Protagonista incesante e intenso, dueño de una ironía
intelectual que le permite ver a la vida con pasión y compasión
a la vez, Tiempo se ha dado un lujo casi inédito en nuestra
literatura: dar vida a dos personajes a la vez. Sí, porque bajo
el supuesto nombre de Clara Beter escribió aquél famoso libro de
poemas "Versos de una..." cuyos conmovedores versos
causaron conmoción en el Buenos Aires de 1927, donde se
alcanzaron a vender doscientos mil ejemplares.
El teatro ("Pan criollo", "La dama de las
comedias", "El teatro soy yo"); otros poemarios
("Sabatión argentino", "Sábado pleno");
guiones de cine ("Amorina", "Los verdes
paraísos") y sus casi infinitas colaboraciones en
periódicos y revistas de todo el mundo son fragmentos de su
extensa y calificada obra. Amigo de los viajes y amigo de los
amigos, cada vez que se lo requiere para el diálogo se confía
sobre todo en su vasta visión de trotamundos lleno de recuerdos.
"Creer, creer siempre... Simplemente para enloquecer pasado
mañana", ha aconsejado a los más jóvenes. Asediado por
continuos homenajes no deja de ensayar su causticidad contra sí
mismo: "Asisto de cuerpo presente a cientos de homenajes
póstumos. Y no deja de ser estimulante, porque de otro modo, en
la posteridad, nunca sabré seguramente si alguna calle merecía
llevar mi nombre..." Sonriente, aun ante una paulatina
pérdida de la visión, se obstina por hábito en seguir
escribiendo durante horas sus propias carillas... "Porque la
máquina de escribir es como una prolongación de mis
brazos..." Sobre la tibieza de un prólogo dedicado a las
memorias de la actriz Milagros de la Vega, sobre las
reverberaciones de un trabajo suyo sobre Alvaro Yunque —
protagonista con él del grupo de Boedo— Israel Zeitlin se
acomoda para el diálogo: "Tengo tan poco que contar que no
sé si alcanzará a llenar media página...". Pero alcanzó.
MERCADO —Una impostura literaria —digamos— causó sensación
hace cincuenta años. Cuando aparecieron los primeros versos de
Clara Beter, críticos y lectores creyeron que estaban frente a la
obra de una mujer "de vida airada", como dicen los
diarios. ¿Cómo sucedió ese episodio? ¿Cómo lo fabuló usted?

Datos de ubicación de elementos
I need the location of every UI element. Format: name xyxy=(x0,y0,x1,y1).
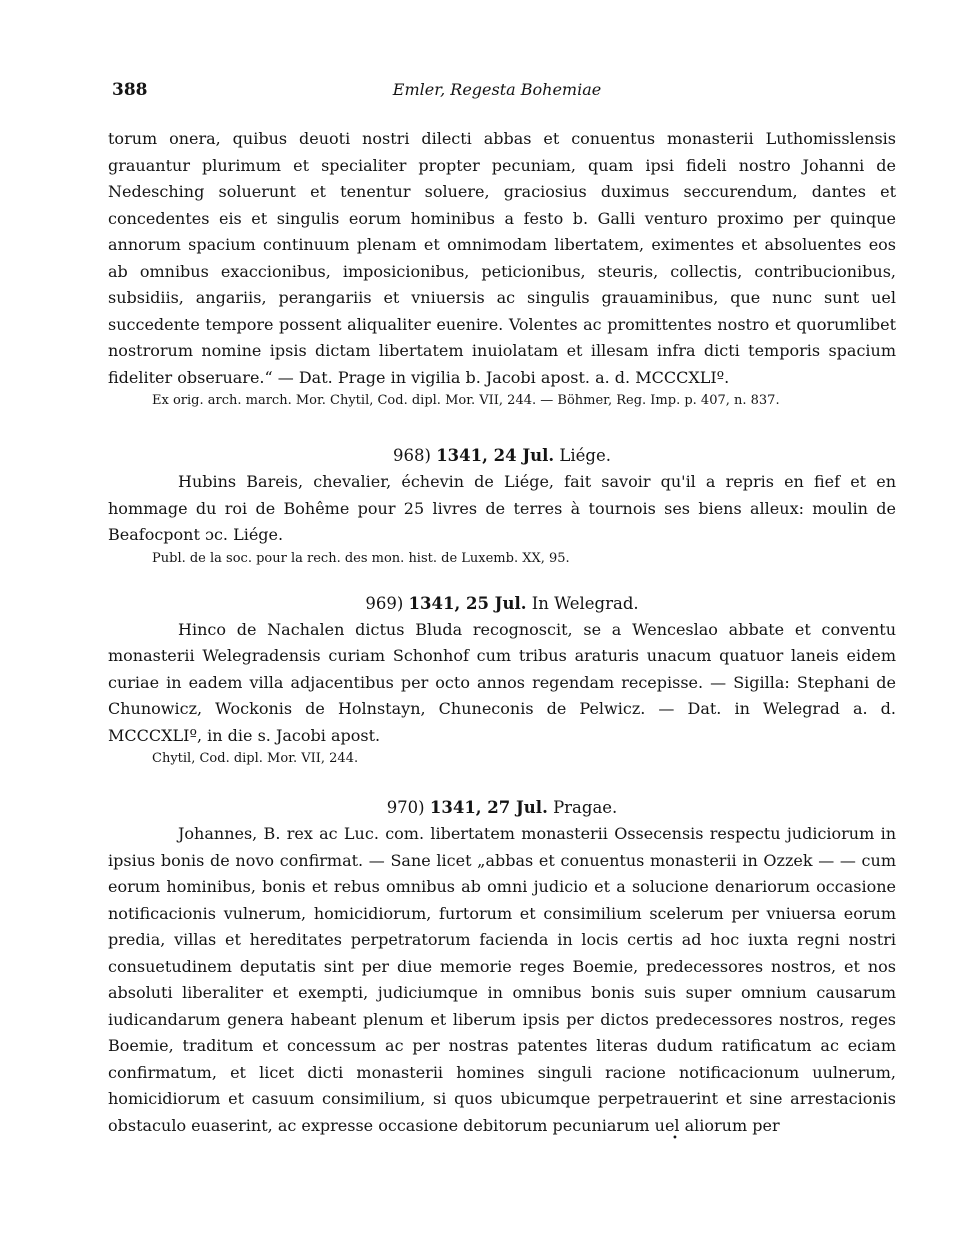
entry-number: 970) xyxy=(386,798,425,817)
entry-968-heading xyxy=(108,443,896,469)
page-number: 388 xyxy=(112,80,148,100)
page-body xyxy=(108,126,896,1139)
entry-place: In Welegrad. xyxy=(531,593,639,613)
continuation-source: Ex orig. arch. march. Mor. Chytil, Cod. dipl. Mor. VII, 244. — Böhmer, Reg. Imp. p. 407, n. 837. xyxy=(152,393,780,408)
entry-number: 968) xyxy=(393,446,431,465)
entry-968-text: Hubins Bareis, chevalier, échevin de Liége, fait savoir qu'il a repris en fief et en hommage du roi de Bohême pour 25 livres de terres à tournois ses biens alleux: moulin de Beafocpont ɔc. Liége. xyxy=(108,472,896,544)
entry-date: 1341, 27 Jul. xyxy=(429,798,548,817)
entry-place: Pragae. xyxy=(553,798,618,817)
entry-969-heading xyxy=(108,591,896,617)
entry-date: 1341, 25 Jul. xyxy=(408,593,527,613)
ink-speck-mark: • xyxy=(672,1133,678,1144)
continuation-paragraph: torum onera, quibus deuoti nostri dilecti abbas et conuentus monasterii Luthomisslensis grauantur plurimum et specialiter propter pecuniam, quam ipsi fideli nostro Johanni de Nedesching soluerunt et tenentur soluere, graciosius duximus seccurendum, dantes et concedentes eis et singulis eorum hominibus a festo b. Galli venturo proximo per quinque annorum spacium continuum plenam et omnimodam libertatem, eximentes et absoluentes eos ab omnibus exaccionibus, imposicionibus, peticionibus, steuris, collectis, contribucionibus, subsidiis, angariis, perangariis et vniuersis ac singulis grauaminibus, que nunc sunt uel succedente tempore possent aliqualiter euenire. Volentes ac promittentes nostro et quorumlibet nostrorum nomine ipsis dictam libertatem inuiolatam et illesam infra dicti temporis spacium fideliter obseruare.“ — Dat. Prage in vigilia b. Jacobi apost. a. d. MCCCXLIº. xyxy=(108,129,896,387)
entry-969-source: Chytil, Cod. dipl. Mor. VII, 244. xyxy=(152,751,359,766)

* _Tarea planteada_
Transcribe del texto de origen todo lo que va desde "MERCADO —Una impostura" hasta "lo fabuló usted?", sin cambiar nada. Las líneas no intervienen en esto.

* _Respuesta_
MERCADO —Una impostura literaria —digamos— causó sensación
hace cincuenta años. Cuando aparecieron los primeros versos de
Clara Beter, críticos y lectores creyeron que estaban frente a la
obra de una mujer "de vida airada", como dicen los
diarios. ¿Cómo sucedió ese episodio? ¿Cómo lo fabuló usted?